> [EXERCISE INPUT]:
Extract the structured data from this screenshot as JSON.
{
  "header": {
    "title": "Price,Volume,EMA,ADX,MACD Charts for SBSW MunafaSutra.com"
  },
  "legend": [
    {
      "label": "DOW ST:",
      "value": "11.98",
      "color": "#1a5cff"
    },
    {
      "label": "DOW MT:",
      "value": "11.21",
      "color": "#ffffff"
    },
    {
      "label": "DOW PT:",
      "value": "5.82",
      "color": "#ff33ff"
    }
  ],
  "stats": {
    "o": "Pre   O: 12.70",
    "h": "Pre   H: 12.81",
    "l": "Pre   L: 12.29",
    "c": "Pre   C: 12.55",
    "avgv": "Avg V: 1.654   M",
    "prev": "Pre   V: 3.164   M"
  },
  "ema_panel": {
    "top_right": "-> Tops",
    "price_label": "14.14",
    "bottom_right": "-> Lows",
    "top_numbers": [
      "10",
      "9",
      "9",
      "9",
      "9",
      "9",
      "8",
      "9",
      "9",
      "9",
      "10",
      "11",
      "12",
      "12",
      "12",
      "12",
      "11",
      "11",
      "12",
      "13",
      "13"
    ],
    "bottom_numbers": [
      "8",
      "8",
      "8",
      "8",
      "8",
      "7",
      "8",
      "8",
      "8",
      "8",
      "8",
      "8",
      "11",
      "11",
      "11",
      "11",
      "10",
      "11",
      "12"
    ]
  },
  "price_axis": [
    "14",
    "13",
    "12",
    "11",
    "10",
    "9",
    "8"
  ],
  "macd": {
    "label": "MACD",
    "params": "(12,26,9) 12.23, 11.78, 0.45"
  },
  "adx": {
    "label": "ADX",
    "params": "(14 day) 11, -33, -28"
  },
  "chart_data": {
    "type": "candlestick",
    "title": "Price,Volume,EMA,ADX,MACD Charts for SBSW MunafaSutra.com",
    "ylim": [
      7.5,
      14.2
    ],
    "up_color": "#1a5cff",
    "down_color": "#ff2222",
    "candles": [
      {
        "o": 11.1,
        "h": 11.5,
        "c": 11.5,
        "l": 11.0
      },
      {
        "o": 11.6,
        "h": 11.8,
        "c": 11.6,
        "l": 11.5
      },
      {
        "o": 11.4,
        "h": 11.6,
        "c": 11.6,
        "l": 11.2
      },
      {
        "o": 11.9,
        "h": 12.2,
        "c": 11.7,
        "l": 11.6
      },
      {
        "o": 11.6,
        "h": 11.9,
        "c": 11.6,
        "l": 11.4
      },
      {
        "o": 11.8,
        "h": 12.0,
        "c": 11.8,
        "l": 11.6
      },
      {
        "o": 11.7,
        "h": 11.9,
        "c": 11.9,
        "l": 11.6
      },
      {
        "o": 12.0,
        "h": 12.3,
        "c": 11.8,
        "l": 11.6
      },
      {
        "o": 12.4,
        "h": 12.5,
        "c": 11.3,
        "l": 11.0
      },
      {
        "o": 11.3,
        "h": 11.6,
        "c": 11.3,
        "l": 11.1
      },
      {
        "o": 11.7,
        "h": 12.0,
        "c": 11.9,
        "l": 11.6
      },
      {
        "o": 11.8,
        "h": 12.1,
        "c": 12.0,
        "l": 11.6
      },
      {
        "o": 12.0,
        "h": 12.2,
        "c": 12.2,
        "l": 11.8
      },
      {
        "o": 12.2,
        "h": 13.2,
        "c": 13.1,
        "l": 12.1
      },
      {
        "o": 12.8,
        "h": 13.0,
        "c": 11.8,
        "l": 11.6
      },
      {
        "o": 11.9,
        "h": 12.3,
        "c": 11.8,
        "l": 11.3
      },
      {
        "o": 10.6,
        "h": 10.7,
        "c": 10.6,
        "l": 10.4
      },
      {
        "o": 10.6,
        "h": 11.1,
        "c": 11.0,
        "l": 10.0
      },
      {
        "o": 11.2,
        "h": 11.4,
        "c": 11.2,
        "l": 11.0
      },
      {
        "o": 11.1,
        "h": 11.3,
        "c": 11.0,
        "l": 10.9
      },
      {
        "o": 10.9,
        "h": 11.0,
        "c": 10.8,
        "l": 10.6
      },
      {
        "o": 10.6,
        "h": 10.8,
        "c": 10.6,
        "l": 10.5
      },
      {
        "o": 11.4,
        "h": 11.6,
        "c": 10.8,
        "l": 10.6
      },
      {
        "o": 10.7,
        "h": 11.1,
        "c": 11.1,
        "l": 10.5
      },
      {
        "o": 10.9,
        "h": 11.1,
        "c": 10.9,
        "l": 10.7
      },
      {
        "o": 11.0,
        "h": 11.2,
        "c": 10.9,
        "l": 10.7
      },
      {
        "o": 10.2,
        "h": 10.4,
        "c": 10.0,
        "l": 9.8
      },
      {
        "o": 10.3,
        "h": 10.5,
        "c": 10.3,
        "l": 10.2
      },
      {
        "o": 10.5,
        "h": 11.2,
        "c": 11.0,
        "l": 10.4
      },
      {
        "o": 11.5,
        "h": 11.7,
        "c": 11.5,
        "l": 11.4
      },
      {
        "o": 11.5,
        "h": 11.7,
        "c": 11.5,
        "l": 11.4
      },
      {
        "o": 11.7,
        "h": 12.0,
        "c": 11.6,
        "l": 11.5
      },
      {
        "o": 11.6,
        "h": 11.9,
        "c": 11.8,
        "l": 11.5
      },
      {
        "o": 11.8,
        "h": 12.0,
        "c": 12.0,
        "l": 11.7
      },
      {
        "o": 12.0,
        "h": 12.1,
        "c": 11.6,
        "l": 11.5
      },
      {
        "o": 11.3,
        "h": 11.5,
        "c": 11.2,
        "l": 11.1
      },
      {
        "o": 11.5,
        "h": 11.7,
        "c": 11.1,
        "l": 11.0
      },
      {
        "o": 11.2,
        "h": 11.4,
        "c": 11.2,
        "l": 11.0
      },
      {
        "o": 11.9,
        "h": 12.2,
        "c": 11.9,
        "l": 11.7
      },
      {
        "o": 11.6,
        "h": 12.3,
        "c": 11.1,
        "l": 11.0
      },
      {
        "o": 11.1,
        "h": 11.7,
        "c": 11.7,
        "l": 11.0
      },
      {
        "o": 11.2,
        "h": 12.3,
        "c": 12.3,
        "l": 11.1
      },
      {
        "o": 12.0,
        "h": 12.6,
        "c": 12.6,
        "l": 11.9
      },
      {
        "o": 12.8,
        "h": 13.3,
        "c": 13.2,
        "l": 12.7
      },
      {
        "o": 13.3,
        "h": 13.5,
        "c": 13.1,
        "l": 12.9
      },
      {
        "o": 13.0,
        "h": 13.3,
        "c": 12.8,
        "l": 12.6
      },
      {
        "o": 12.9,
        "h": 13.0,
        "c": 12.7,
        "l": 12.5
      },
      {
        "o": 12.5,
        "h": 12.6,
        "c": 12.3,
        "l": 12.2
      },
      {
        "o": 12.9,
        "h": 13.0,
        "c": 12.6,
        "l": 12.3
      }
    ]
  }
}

> [TASK]: Gather each line that holds "SBSW".

> [RESULT OF THE EXERCISE]:
    "title": "Price,Volume,EMA,ADX,MACD Charts for SBSW MunafaSutra.com"
    "title": "Price,Volume,EMA,ADX,MACD Charts for SBSW MunafaSutra.com",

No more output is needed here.